**JOB:** Lines containing the word "Worte" are to be located and copied.

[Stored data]
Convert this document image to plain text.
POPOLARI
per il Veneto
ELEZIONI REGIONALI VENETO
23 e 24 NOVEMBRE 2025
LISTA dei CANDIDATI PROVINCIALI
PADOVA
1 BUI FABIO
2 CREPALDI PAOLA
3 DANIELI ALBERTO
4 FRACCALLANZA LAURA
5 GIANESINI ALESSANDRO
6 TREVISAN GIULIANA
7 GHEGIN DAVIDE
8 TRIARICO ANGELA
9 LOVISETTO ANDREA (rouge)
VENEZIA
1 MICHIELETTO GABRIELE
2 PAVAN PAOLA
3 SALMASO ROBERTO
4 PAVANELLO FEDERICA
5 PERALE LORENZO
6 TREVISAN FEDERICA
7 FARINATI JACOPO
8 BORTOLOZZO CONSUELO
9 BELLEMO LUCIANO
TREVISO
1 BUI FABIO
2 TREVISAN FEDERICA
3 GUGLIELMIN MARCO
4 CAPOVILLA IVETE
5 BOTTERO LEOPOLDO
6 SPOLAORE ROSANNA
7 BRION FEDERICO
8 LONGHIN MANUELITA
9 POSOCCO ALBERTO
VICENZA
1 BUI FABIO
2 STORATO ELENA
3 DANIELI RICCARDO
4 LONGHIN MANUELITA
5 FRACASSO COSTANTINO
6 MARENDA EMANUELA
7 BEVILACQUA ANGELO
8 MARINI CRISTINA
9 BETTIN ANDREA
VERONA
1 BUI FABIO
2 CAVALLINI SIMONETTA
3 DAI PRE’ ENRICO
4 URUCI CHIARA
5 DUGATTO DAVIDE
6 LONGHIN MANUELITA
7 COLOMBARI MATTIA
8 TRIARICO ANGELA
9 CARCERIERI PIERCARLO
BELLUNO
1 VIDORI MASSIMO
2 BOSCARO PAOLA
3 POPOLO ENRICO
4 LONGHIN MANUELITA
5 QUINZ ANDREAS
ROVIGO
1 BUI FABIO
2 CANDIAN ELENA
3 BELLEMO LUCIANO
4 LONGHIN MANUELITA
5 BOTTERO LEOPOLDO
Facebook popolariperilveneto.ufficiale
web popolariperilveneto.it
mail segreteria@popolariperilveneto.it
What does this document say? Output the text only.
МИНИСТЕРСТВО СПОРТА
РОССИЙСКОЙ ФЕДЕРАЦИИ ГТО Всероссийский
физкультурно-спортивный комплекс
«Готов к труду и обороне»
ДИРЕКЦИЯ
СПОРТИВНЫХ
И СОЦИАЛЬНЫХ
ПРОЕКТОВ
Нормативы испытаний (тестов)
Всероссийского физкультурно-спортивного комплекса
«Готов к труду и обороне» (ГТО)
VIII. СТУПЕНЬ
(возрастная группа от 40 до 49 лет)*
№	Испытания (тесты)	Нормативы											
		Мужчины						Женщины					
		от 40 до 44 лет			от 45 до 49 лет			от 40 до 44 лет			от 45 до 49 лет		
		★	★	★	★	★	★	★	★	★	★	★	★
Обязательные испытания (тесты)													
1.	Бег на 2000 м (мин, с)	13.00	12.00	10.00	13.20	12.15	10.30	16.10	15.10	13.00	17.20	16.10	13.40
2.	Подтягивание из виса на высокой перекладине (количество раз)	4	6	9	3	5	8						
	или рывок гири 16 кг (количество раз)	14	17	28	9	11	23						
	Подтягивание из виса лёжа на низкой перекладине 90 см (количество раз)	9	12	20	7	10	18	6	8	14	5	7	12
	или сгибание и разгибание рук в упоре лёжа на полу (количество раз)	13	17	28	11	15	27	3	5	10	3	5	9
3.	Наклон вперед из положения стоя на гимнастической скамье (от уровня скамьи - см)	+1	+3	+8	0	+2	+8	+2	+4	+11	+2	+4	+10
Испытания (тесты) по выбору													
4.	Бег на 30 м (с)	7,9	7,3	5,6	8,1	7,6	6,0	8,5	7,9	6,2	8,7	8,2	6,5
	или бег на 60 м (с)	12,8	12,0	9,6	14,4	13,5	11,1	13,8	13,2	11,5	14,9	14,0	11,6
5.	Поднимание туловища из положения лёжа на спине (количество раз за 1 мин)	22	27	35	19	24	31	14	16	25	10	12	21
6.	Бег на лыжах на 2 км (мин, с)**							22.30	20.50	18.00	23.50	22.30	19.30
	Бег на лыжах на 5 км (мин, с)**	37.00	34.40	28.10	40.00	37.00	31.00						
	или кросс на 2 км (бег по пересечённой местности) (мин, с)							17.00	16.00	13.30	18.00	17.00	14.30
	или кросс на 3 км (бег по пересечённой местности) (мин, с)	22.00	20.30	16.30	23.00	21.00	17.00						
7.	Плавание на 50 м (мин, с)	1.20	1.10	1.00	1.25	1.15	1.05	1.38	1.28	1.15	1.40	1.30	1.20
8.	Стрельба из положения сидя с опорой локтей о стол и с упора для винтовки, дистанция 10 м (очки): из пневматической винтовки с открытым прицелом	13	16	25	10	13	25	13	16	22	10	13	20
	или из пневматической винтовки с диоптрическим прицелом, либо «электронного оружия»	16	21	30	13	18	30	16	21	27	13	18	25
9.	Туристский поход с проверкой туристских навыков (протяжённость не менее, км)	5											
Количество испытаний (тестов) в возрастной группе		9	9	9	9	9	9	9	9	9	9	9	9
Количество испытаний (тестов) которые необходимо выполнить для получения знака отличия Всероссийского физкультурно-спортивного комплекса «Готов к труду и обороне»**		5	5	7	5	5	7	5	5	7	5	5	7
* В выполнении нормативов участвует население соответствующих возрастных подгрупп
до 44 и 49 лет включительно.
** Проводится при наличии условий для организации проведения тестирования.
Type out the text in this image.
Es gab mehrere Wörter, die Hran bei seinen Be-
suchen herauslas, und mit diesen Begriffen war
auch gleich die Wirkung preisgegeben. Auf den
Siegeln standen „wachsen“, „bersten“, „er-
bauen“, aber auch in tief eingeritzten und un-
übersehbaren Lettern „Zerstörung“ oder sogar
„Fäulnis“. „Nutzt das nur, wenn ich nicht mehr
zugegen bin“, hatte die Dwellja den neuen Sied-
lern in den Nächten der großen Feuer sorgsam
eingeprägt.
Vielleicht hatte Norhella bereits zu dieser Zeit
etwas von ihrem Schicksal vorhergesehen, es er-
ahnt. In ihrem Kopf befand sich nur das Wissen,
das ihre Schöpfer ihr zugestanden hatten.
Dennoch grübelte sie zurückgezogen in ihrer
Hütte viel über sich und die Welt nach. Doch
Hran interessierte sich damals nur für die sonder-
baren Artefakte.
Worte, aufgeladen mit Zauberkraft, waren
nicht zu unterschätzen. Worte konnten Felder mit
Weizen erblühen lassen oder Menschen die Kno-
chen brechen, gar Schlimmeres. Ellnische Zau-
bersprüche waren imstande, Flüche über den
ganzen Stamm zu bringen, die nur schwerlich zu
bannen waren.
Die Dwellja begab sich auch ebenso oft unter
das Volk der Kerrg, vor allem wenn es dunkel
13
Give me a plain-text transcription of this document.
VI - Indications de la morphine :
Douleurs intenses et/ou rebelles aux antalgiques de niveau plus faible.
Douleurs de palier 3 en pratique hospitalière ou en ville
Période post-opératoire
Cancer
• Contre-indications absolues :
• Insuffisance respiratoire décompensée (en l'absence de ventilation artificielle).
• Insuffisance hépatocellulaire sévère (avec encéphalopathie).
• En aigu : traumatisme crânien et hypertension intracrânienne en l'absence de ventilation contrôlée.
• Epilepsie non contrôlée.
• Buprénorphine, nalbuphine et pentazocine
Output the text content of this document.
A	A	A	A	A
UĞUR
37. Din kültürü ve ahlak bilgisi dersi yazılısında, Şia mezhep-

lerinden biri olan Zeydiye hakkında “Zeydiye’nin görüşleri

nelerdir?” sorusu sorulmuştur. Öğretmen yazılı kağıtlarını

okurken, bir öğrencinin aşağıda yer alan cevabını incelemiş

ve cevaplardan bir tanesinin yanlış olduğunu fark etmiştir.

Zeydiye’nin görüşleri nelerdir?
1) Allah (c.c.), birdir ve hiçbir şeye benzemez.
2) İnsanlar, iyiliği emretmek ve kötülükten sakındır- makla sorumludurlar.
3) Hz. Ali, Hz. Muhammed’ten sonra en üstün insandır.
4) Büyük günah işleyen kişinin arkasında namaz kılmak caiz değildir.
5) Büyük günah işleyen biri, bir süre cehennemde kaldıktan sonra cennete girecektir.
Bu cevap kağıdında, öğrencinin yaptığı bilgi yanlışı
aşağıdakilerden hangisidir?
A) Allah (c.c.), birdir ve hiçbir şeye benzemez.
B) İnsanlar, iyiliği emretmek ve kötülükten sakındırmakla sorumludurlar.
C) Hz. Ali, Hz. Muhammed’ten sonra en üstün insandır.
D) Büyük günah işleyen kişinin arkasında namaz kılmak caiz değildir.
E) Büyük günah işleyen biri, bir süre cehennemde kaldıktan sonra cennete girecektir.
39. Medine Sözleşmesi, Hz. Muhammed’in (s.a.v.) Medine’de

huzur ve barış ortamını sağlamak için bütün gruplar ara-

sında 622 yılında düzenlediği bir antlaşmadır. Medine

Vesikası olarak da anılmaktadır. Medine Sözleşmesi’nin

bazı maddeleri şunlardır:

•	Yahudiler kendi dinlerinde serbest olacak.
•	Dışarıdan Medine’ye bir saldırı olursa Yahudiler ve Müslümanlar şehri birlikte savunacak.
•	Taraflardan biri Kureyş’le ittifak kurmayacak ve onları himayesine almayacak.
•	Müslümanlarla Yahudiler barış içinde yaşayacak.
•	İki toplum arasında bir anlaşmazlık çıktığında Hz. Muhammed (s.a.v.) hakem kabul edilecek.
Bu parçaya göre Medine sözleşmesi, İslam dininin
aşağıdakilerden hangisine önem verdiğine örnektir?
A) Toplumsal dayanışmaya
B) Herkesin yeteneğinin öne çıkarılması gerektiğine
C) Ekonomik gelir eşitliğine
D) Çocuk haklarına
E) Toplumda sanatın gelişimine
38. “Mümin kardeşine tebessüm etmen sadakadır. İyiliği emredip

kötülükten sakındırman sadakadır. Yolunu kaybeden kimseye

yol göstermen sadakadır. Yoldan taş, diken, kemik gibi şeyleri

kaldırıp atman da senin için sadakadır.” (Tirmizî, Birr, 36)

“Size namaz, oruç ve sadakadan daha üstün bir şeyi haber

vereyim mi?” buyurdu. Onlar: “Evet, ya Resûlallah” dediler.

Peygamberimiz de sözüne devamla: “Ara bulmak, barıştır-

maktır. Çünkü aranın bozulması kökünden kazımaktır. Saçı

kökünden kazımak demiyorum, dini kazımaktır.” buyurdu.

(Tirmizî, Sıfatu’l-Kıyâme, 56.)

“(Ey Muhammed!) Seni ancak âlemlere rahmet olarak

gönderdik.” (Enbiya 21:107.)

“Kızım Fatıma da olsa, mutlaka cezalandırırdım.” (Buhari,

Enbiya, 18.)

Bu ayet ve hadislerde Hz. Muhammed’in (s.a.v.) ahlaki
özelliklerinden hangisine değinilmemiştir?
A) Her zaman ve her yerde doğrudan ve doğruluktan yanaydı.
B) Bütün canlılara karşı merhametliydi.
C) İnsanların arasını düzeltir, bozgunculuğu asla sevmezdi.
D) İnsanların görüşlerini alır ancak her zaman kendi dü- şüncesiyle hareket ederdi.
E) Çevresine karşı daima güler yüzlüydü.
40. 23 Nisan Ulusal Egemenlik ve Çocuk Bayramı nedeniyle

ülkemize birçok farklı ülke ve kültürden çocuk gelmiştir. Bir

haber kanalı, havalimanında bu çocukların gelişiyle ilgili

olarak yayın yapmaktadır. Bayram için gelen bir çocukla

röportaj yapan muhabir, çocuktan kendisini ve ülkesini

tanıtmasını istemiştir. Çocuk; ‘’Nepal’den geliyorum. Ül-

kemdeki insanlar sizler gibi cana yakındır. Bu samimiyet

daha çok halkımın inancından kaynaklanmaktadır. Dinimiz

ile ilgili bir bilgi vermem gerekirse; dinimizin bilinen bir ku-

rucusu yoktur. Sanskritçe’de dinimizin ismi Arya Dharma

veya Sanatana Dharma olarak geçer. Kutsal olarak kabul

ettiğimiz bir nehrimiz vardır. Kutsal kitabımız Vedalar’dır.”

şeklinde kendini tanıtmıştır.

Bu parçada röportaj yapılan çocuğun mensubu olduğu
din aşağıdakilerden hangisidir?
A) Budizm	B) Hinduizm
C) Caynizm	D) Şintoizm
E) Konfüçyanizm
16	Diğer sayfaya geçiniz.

**ANSWER TO THE PROBLEM:**
Worte, aufgeladen mit Zauberkraft, waren
nicht zu unterschätzen. Worte konnten Felder mit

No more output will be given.